Text excerpt:
>> BEGIN

Mike Toomey’s life feeds his stand-up comedy material
Stand-up comedian Mike Toomey has always been fascinated with funny people.
"Whatever it was, it got me early," Toomey said during a phone call to The Park Record from Chicago. "I remember being four or five and used to be fascinated watching people do funny things on TV."
The real clincher was a Stan Freberg album that his parents owned.
"He did a lot of funny songs and sketches on it," Toomey said. "I played the hell out of that thing to the point where my mom would hide it, hoping I would forget about it, but I would always ask her where the record went and then she would go get it and play it for me."
His one-man show features a lot of impersonations.
"Impersonations became something I love and I would park myself in front of the TV and just watch every show I could," he said. "Whenever there was a comedian on any show, I’d have to watch it, particularly if it was a guy who did impersonations."
While some of those impersonations will be part of Toomey’s concert when he performs at the Egyptian Theatre this weekend with Tim Walkoe, most of the show will consist of stand-up material.
"Over the years I have come up with two shows, a one-man show and a stand-up show," Toomey said.
When Toomey began his career as a stand-up comic, he was 18 and didn’t have a lot in common with his older audiences.
"The thing we connected with was television, but as I got older, I had more life experiences that were similar to the audience and started sharing those things," he said.
After three decades, Toomey was able to fill his stand-up show with more than enough material.
"Most everything is derived from something that has happened to me or something that occurs to me, like an observation," he said. "I mean, 30 years is more than half of my life, and in that time I got married, had kids and did all sorts of things. So, my act now generally reflects my life, where I’ve been and what I’m doing."
However, selecting which experience to talk about is difficult for Toomey, especially when he is constantly trying to freshen up his act.
"You always want to come up with new material, but it gets harder because you have already established your point of view early on, and there aren’t always new things that present themselves to you," he said. "Consequently, you have to hunt a little harder to find things that fit your style and personality. It’s a little easier when you’re new because your locker isn’t full."
Then there are topics he doesn’t want to get into.

>> END

Your tasks:
1 – According to the article about Mike Toomey, how old was he when he began his career as a stand-up comic?
2 – Copy the passage of the Toomey article starting with "After three decades, Toomey" and going on through "up his act.".
3 – Condense the paragraph of the Toomey article that begins "Most everything is derived" into a short bulleted list of its main points.
The records come from a source unrelated to the article.

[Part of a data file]
>> BEGIN

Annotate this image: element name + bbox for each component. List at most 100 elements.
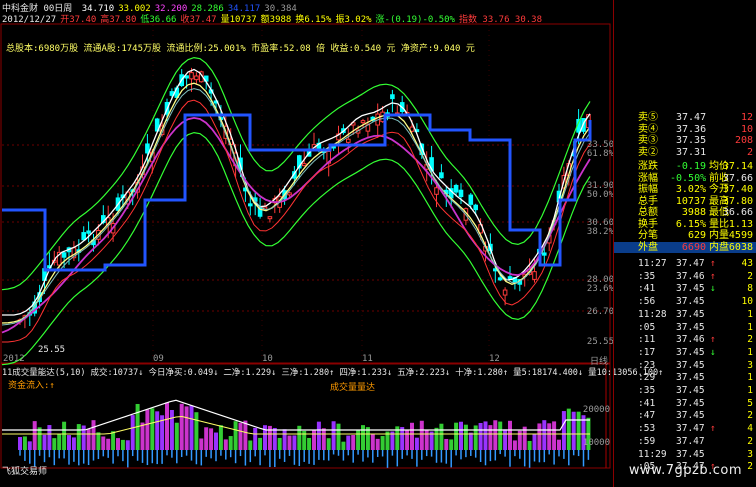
price-label: 26.70 bbox=[586, 307, 614, 317]
boll-lower-line bbox=[1, 131, 591, 366]
tick-time: 11:28 bbox=[638, 308, 667, 320]
ask-volume: 10 bbox=[740, 123, 753, 135]
candle-body bbox=[532, 271, 537, 280]
tick-time: :17 bbox=[638, 346, 656, 358]
tick-row: :41 37.45 ↓ 8 bbox=[614, 283, 756, 294]
tick-volume: 3 bbox=[747, 359, 753, 371]
volume-bar bbox=[214, 432, 218, 450]
candle-body bbox=[346, 138, 351, 143]
stat-value: 37.40 bbox=[722, 184, 753, 195]
volume-bar bbox=[375, 438, 380, 450]
tick-time: :35 bbox=[638, 385, 656, 396]
ask-volume: 12 bbox=[740, 112, 753, 123]
candle-body bbox=[439, 172, 444, 179]
volume-bar bbox=[361, 425, 365, 450]
candle-body bbox=[81, 232, 87, 241]
volume-bar bbox=[145, 409, 150, 450]
quote-field: 振3.02% bbox=[335, 15, 372, 25]
volume-panel-frame bbox=[0, 363, 611, 469]
tick-time: :23 bbox=[638, 359, 656, 371]
volume-bar bbox=[130, 415, 135, 450]
volume-bar bbox=[571, 411, 576, 450]
volume-bar bbox=[228, 436, 233, 450]
stat-key: 换手 bbox=[638, 218, 658, 230]
tick-time: :47 bbox=[638, 410, 656, 422]
candlestick-chart[interactable] bbox=[0, 0, 612, 487]
ask-volume: 208 bbox=[734, 135, 753, 146]
volume-bar bbox=[233, 421, 238, 450]
stat-key: 量比 bbox=[709, 218, 729, 230]
volume-bar bbox=[140, 422, 145, 450]
stat-value: 3988 bbox=[681, 207, 706, 218]
quote-field: 2012/12/27 bbox=[2, 15, 57, 25]
candle-body bbox=[507, 276, 513, 280]
volume-bar bbox=[331, 421, 336, 450]
tick-time: :59 bbox=[638, 435, 656, 447]
tick-volume: 43 bbox=[741, 258, 753, 269]
tick-row: :29 37.45 1 bbox=[614, 372, 756, 383]
tick-price: 37.46 bbox=[676, 270, 705, 282]
tick-time: :35 bbox=[638, 270, 656, 282]
volume-bar bbox=[557, 439, 561, 450]
volume-bar bbox=[209, 428, 214, 450]
stat-value: 36.66 bbox=[722, 207, 753, 218]
tick-volume: 2 bbox=[747, 334, 753, 346]
volume-bar bbox=[174, 422, 179, 450]
tick-time: :29 bbox=[638, 372, 656, 384]
quote-stat-row: 涨幅 -0.50% 前收 37.66 bbox=[614, 173, 756, 184]
stat-value: 6038 bbox=[728, 241, 753, 253]
tick-row: :56 37.45 10 bbox=[614, 296, 756, 307]
candle-body bbox=[473, 204, 478, 211]
stat-value: 629 bbox=[687, 230, 706, 241]
volume-bar bbox=[414, 437, 419, 450]
volume-bar bbox=[326, 438, 331, 450]
candle-body bbox=[468, 194, 474, 205]
price-panel-frame bbox=[0, 23, 611, 364]
quote-stat-row: 总额 3988 最低 36.66 bbox=[614, 207, 756, 218]
tick-arrow: ↑ bbox=[710, 270, 716, 282]
volume-bar bbox=[410, 422, 414, 450]
volume-bar bbox=[184, 406, 189, 450]
tick-price: 37.45 bbox=[676, 283, 705, 295]
volume-bar bbox=[101, 436, 106, 450]
tick-volume: 1 bbox=[747, 346, 753, 358]
volume-bar bbox=[189, 405, 194, 450]
fib-label: 38.2% bbox=[586, 227, 614, 237]
tick-price: 37.45 bbox=[676, 372, 705, 384]
stat-key: 涨幅 bbox=[638, 172, 658, 184]
volume-bar bbox=[106, 438, 111, 450]
stat-value: 37.66 bbox=[722, 172, 753, 184]
volume-bar bbox=[459, 421, 463, 450]
volume-bar bbox=[561, 411, 566, 450]
tick-price: 37.47 bbox=[676, 258, 705, 269]
volume-bar bbox=[204, 427, 209, 450]
watermark: www.7gpzb.com bbox=[628, 463, 742, 478]
tick-row: :35 37.46 ↑ 2 bbox=[614, 271, 756, 282]
fundamentals-info: 总股本:6980万股 流通A股:1745万股 流通比例:25.001% 市盈率:… bbox=[6, 44, 475, 54]
volume-bar bbox=[527, 440, 532, 450]
volume-bar bbox=[155, 411, 160, 450]
volume-bar bbox=[346, 435, 351, 450]
volume-bar bbox=[116, 438, 120, 450]
volume-axis-label: 20000 bbox=[582, 405, 610, 415]
candle-body bbox=[61, 252, 67, 258]
tick-time: :41 bbox=[638, 283, 656, 295]
volume-bar bbox=[512, 440, 517, 450]
tick-time: :56 bbox=[638, 296, 656, 308]
ma-gray-line bbox=[1, 88, 591, 326]
candle-body bbox=[248, 203, 253, 207]
quote-field: 量10737 bbox=[220, 15, 257, 25]
date-label: 10 bbox=[262, 354, 273, 364]
quote-panel: 卖⑤ 37.47 12 卖④ 37.36 10 卖③ 37.35 208 卖② 37.31 2 涨跌 -0… bbox=[613, 0, 756, 487]
stat-value: 6690 bbox=[681, 241, 706, 253]
tick-row: :11 37.46 ↑ 2 bbox=[614, 334, 756, 345]
date-label: 12 bbox=[489, 354, 500, 364]
volume-bar bbox=[542, 420, 547, 450]
tick-volume: 2 bbox=[747, 270, 753, 282]
volume-bar bbox=[282, 429, 287, 450]
volume-bar bbox=[248, 440, 253, 450]
order-book-ask-row: 卖③ 37.35 208 bbox=[614, 135, 756, 146]
stat-value: 4599 bbox=[728, 230, 753, 241]
volume-bar bbox=[503, 429, 508, 450]
ask-price: 37.47 bbox=[676, 112, 707, 123]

>> END

Expected responses:
1 – He was 18.

2 –
After three decades, Toomey was able to fill his stand-up show with more than enough material.
"Most everything is derived from something that has happened to me or something that occurs to me, like an observation," he said. "I mean, 30 years is more than half of my life, and in that time I got married, had kids and did all sorts of things. So, my act now generally reflects my life, where I’ve been and what I’m doing."
However, selecting which experience to talk about is difficult for Toomey, especially when he is constantly trying to freshen up his act.

3 –
- Most of his material comes from things that have happened to him or from his observations.
- Thirty years is more than half his life, and in that time he got married, had kids, and did many other things.
- His act now generally reflects his life, where he has been, and what he is doing.